# [Instructions to follow]
Write out the entries verbatim and leave the images out of the copy.
((
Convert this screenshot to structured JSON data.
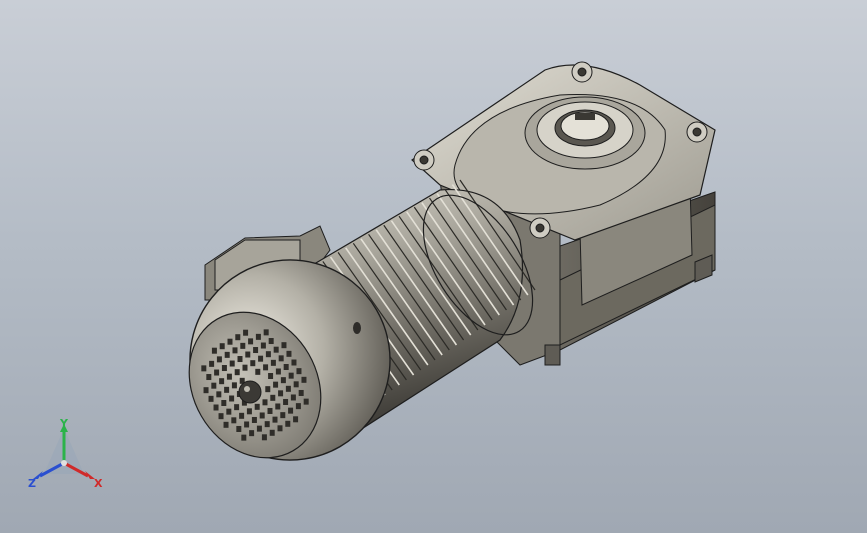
{
  "scene": {
    "background_top": "#c9ced6",
    "background_bottom": "#a0a8b3",
    "model_body_color": "#8d8a80",
    "model_highlight": "#d9d6cc",
    "model_shadow": "#4e4b44",
    "edge_color": "#1e1e1e"
  },
  "triad": {
    "x_label": "X",
    "y_label": "Y",
    "z_label": "Z",
    "x_color": "#d02a2a",
    "y_color": "#2bb34a",
    "z_color": "#2a4fd0"
  }
}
))
# [Written solution]
Convert this screenshot to structured JSON data.
{
  "scene": {
    "background_top": "#c9ced6",
    "background_bottom": "#a0a8b3",
    "model_body_color": "#8d8a80",
    "model_highlight": "#d9d6cc",
    "model_shadow": "#4e4b44",
    "edge_color": "#1e1e1e"
  },
  "triad": {
    "x_label": "X",
    "y_label": "Y",
    "z_label": "Z",
    "x_color": "#d02a2a",
    "y_color": "#2bb34a",
    "z_color": "#2a4fd0"
  }
}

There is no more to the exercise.